● **What you have to do**: Show all lines from the listing below that contain "Τροίας".

● **Records shown**:

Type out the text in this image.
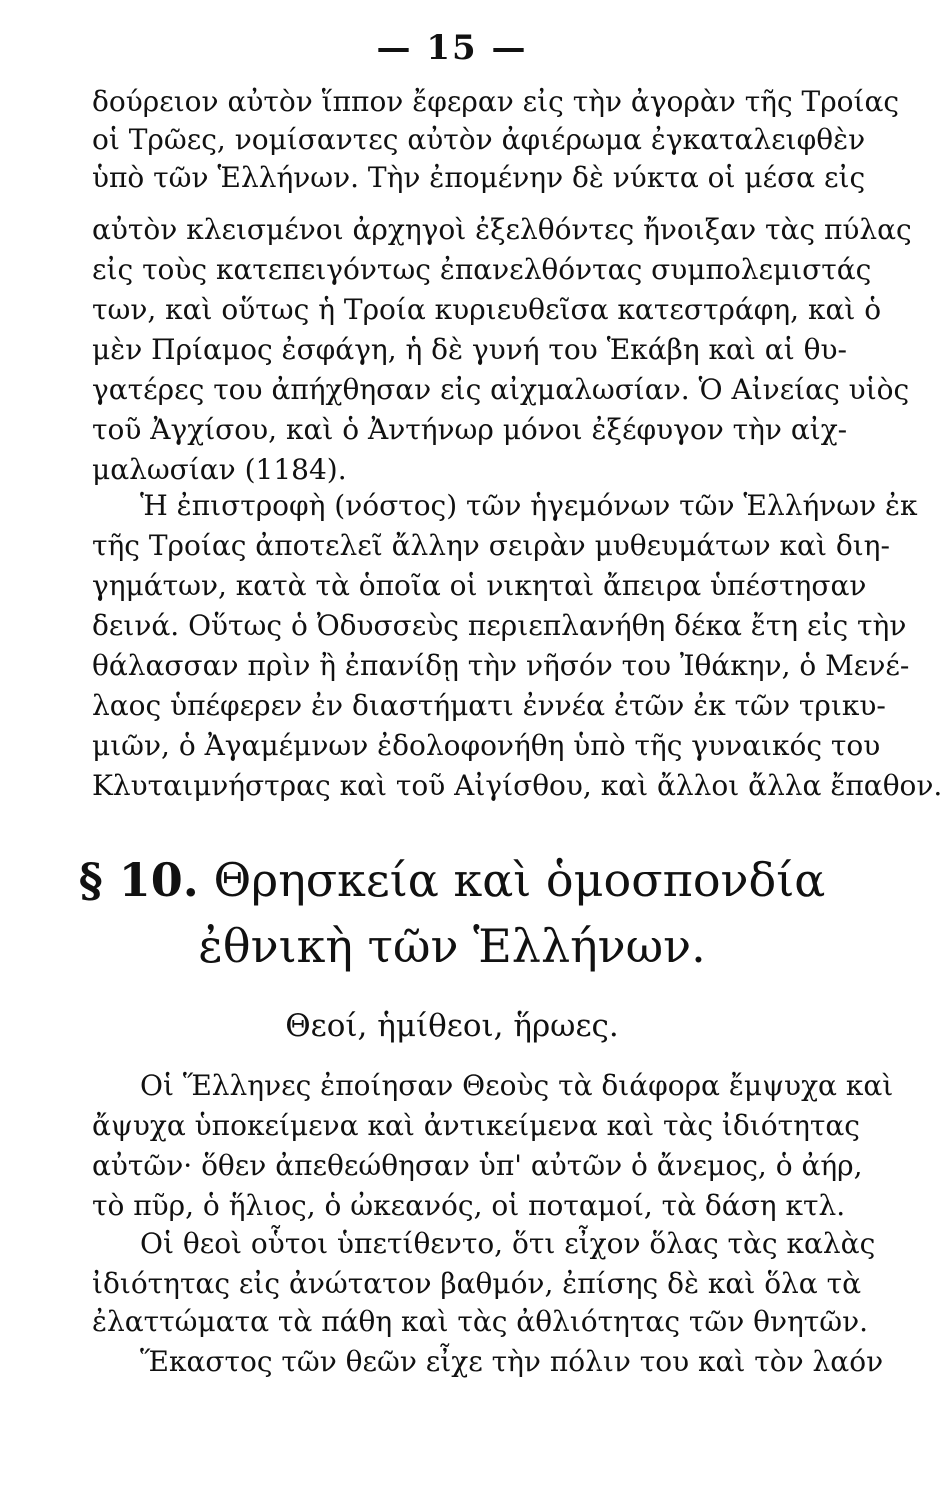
— 15 —
δούρειον αὐτὸν ἵππον ἔφεραν εἰς τὴν ἀγορὰν τῆς Τροίας
οἱ Τρῶες, νομίσαντες αὐτὸν ἀφιέρωμα ἐγκαταλειφθὲν
ὑπὸ τῶν Ἑλλήνων. Τὴν ἐπομένην δὲ νύκτα οἱ μέσα εἰς
αὐτὸν κλεισμένοι ἀρχηγοὶ ἐξελθόντες ἤνοιξαν τὰς πύλας
εἰς τοὺς κατεπειγόντως ἐπανελθόντας συμπολεμιστάς
των, καὶ οὕτως ἡ Τροία κυριευθεῖσα κατεστράφη, καὶ ὁ
μὲν Πρίαμος ἐσφάγη, ἡ δὲ γυνή του Ἑκάβη καὶ αἱ θυ-
γατέρες του ἀπήχθησαν εἰς αἰχμαλωσίαν. Ὁ Αἰνείας υἱὸς
τοῦ Ἀγχίσου, καὶ ὁ Ἀντήνωρ μόνοι ἐξέφυγον τὴν αἰχ-
μαλωσίαν (1184).
Ἡ ἐπιστροφὴ (νόστος) τῶν ἡγεμόνων τῶν Ἑλλήνων ἐκ
τῆς Τροίας ἀποτελεῖ ἄλλην σειρὰν μυθευμάτων καὶ διη-
γημάτων, κατὰ τὰ ὁποῖα οἱ νικηταὶ ἄπειρα ὑπέστησαν
δεινά. Οὕτως ὁ Ὀδυσσεὺς περιεπλανήθη δέκα ἔτη εἰς τὴν
θάλασσαν πρὶν ἢ ἐπανίδῃ τὴν νῆσόν του Ἰθάκην, ὁ Μενέ-
λαος ὑπέφερεν ἐν διαστήματι ἐννέα ἐτῶν ἐκ τῶν τρικυ-
μιῶν, ὁ Ἀγαμέμνων ἐδολοφονήθη ὑπὸ τῆς γυναικός του
Κλυταιμνήστρας καὶ τοῦ Αἰγίσθου, καὶ ἄλλοι ἄλλα ἔπαθον.
§ 10. Θρησκεία καὶ ὁμοσπονδία
ἐθνικὴ τῶν Ἑλλήνων.
Θεοί, ἡμίθεοι, ἥρωες.
Οἱ Ἕλληνες ἐποίησαν Θεοὺς τὰ διάφορα ἔμψυχα καὶ
ἄψυχα ὑποκείμενα καὶ ἀντικείμενα καὶ τὰς ἰδιότητας
αὐτῶν· ὅθεν ἀπεθεώθησαν ὑπ' αὐτῶν ὁ ἄνεμος, ὁ ἀήρ,
τὸ πῦρ, ὁ ἥλιος, ὁ ὠκεανός, οἱ ποταμοί, τὰ δάση κτλ.
Οἱ θεοὶ οὗτοι ὑπετίθεντο, ὅτι εἶχον ὅλας τὰς καλὰς
ἰδιότητας εἰς ἀνώτατον βαθμόν, ἐπίσης δὲ καὶ ὅλα τὰ
ἐλαττώματα τὰ πάθη καὶ τὰς ἀθλιότητας τῶν θνητῶν.
Ἕκαστος τῶν θεῶν εἶχε τὴν πόλιν του καὶ τὸν λαόν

● **Full response**:
δούρειον αὐτὸν ἵππον ἔφεραν εἰς τὴν ἀγορὰν τῆς Τροίας
τῆς Τροίας ἀποτελεῖ ἄλλην σειρὰν μυθευμάτων καὶ διη-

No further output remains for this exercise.